OBJETIVOS:
1. ¿Puedes citar literalmente el pasaje de la leyenda de Fayna que va desde "Días después merced" hasta "de su protegida."?
2. ¿Qué sucede después en la leyenda de Fayna, la hija de Guayota? Escribe la continuación a partir de su última frase.

FRAGMENTO PROPORCIONADO:

-- -- --

Fayna,
la hija
de Guayota
MONTY
*
Echeide,
custodiado por unos gigantescos guardianes escogidos de entre aquellos fornidos
pastores guanches…
Siempre que subo a Las Cañadas del Teide, cosa que hago con
frecuencia, no dejo de sustraerme a la antigua leyenda, perdida en las arrugas
del tiempo, que habla del dominio y la presencia de un poderoso faicán, que
habitaba un suntuoso palacio en las entrañas del volcán Echeide, custodiado
por unos gigantescos guardianes escogidos de entre aquellos fornidos pastores
que solían acudir con sus rebaños a pastar durante los largos estíos, y que
rendían tributo de pleitesía a su amo y señor de todos los dominios de la
Isla; el poderoso Guayota. Y aunque la rumorología pastoril hablaba con temor
de sus poderes mágicos y sus supuestos tratos con el Maléfico, capaces de
alterar hasta los comportamientos del mismo Magec, señor de las luces, lo
cierto es que tenía una gran debilidad por su única hija, Fayna.
Una
joven de extraordinaria belleza que paseaba siempre por los caminos de las cañadas
protegida celosamente por un cuerpo de gigantes, que hacían de su virtud la razón
de sus vidas. Atraídos por la fama de sus atributos, numerosos pretendientes
solían penetrar en el recinto del gran circo volcánico que rodeaba a la
imponente pirámide asomada al Atlántico, pero estos eran rápidamente
capturados por los prevenidos servidores, y en el mejor de los casos eran
expulsados, cuando no arrojados al humeante cráter del Echeide.
Mas
esto no impidió que un día arribara en una recóndita cala del suroeste de la
Isla un apuesto marino capitaneando su flamante navío; el cual, atraído por la
fama de la belleza de la joven, no dudó en cabalgar, atravesando los bosques de
pinares, hasta el altiplano de Las Cañadas. Una vez allí, procediendo con suma
cautela, pudo sorprender a la joven acomodada junto a un manantial de aguas
cristalinas, conocido como la fuente de La Grieta. Asustada en principio por su
inesperada presencia, el sentimiento se fue tornando en mutua atracción, hasta
el punto de urdir ambos una estratagema para engañar a los celosos guardianes.
Días después merced a un licor de propiedades narcóticas, extraído de los
frutos del mocán, el marino se lo cedió a su amada que no dudó en ofrecérselo
a sus cuidadores y obsequiarlos con una abundante comida, que consumieron rápidamente
con grandes muestras de alegría. Pero las consecuencias del plan trazado no
tardaron en desvelar sus efectos, haciéndolos caer en un profundo sueño por
confiar ciegamente de las bondades de su protegida.

-- -- --

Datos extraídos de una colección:

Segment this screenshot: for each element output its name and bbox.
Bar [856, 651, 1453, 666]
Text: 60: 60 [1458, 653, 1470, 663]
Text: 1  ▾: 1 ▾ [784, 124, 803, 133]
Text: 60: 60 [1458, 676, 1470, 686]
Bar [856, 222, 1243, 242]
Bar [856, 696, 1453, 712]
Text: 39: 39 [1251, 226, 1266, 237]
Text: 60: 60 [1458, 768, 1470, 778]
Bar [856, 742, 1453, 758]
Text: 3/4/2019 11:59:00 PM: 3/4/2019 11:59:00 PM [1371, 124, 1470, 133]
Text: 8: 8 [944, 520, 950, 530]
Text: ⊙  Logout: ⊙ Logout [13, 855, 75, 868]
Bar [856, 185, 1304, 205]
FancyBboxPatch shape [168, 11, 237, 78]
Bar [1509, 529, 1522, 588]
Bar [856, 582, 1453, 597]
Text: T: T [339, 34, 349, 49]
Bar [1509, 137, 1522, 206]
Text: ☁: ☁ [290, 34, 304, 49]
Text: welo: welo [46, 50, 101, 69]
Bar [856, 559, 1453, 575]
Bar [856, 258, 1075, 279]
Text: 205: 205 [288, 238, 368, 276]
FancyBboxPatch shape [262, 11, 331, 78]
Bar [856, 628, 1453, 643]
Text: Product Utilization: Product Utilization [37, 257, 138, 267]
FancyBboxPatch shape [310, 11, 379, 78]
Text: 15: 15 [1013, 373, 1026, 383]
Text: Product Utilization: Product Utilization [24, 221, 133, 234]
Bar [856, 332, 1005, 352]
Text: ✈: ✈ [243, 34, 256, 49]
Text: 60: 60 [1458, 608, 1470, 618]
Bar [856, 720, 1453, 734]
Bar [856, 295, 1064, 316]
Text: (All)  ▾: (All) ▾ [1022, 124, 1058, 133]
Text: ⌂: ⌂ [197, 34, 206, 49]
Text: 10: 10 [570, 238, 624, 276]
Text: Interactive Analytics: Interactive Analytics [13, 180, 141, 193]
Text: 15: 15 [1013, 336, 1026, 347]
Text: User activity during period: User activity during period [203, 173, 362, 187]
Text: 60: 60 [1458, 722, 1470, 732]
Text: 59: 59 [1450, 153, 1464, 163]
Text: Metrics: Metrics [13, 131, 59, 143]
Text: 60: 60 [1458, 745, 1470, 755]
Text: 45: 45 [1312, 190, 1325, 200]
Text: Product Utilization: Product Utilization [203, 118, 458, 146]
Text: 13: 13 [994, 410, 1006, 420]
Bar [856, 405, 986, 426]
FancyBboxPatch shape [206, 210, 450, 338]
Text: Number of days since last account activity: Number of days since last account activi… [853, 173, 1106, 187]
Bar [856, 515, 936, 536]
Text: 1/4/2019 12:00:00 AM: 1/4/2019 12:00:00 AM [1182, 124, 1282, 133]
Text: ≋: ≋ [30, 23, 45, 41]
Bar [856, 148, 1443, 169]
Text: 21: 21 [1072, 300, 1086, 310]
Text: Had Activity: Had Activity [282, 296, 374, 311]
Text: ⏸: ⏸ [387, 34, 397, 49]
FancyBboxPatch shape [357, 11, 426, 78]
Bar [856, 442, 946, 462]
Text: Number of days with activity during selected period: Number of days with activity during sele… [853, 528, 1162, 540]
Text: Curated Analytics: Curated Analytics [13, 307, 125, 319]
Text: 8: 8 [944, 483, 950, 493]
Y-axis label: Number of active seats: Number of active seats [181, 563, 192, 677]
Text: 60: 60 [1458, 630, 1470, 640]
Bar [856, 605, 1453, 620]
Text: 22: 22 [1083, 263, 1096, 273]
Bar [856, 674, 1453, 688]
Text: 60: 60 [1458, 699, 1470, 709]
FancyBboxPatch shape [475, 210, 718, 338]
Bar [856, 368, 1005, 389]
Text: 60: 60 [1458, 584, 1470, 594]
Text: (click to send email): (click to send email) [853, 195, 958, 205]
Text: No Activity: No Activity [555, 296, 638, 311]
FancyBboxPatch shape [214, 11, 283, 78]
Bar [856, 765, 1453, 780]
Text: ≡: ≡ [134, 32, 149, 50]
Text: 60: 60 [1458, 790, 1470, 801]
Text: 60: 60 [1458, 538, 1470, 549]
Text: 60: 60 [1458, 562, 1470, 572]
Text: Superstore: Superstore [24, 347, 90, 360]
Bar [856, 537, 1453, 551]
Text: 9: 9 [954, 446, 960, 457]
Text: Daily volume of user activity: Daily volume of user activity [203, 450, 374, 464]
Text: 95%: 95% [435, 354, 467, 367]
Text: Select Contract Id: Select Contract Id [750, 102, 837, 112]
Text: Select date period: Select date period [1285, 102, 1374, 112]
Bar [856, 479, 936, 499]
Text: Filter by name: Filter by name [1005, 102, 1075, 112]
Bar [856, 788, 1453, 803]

-- -- --

RESPUESTAS POR TAREA:
1.
Días después merced a un licor de propiedades narcóticas, extraído de los
frutos del mocán, el marino se lo cedió a su amada que no dudó en ofrecérselo
a sus cuidadores y obsequiarlos con una abundante comida, que consumieron rápidamente
con grandes muestras de alegría. Pero las consecuencias del plan trazado no
tardaron en desvelar sus efectos, haciéndolos caer en un profundo sueño por
confiar ciegamente de las bondades de su protegida.

2.
Aprovechando
su pesado letargo, los amantes emprendieron la huida, atravesando al galope en
la grupa de su corcel toda la planicie de Ucanca; bajando con celeridad el
sendero de los pinares hasta la misma rada en donde su navío estaba ya alertado
y a son de mar para emprender la partida. Dando vela de inmediato, la nave se
alejó rápidamente de la Isla, antes de que los fornidos gigantes se
despertaran y se percataran de su ausencia. Horas más tarde, atemorizados por
los atronadores gritos de Guayota, los burlados guardianes corrieron
desesperados a la costa para tratar de detenerlos, pero llegaron demasiado tarde
y sólo pudieron contemplar cómo la nave desaparecía tras la línea del
horizonte, llevando a bordo su preciada carga. Preso de ira y desesperación
ante tamaño descuido, el faicán apostó a sus servidores en toda la línea del
litoral oeste de la Isla, por donde habían escapado los amantes. Y como castigo
por su negligencia, los convirtió en imponentes acantilados que ahora otean el
horizonte por toda la eternidad; aunque a veces, por gracia temporal del amo y
en noches de luna llena, los gigantes recuperan su forma humana y creen ver en
la distancia a las lejanas nubes con forma de velas desplegadas que les
recuerdan al navío evadido; custodio del apasionado amor de la pareja. Mientras
tanto, el desconsolado padre guarda su cólera en las rugientes entrañas del
volcán, quién sabe si con la intención de dar paso franco a los ríos de lava
ardiente, para trazar un sendero sobre el mar que lo lleve hasta el lejano lugar
donde ahora habita su bien amada Fayna. La hija de Guayota.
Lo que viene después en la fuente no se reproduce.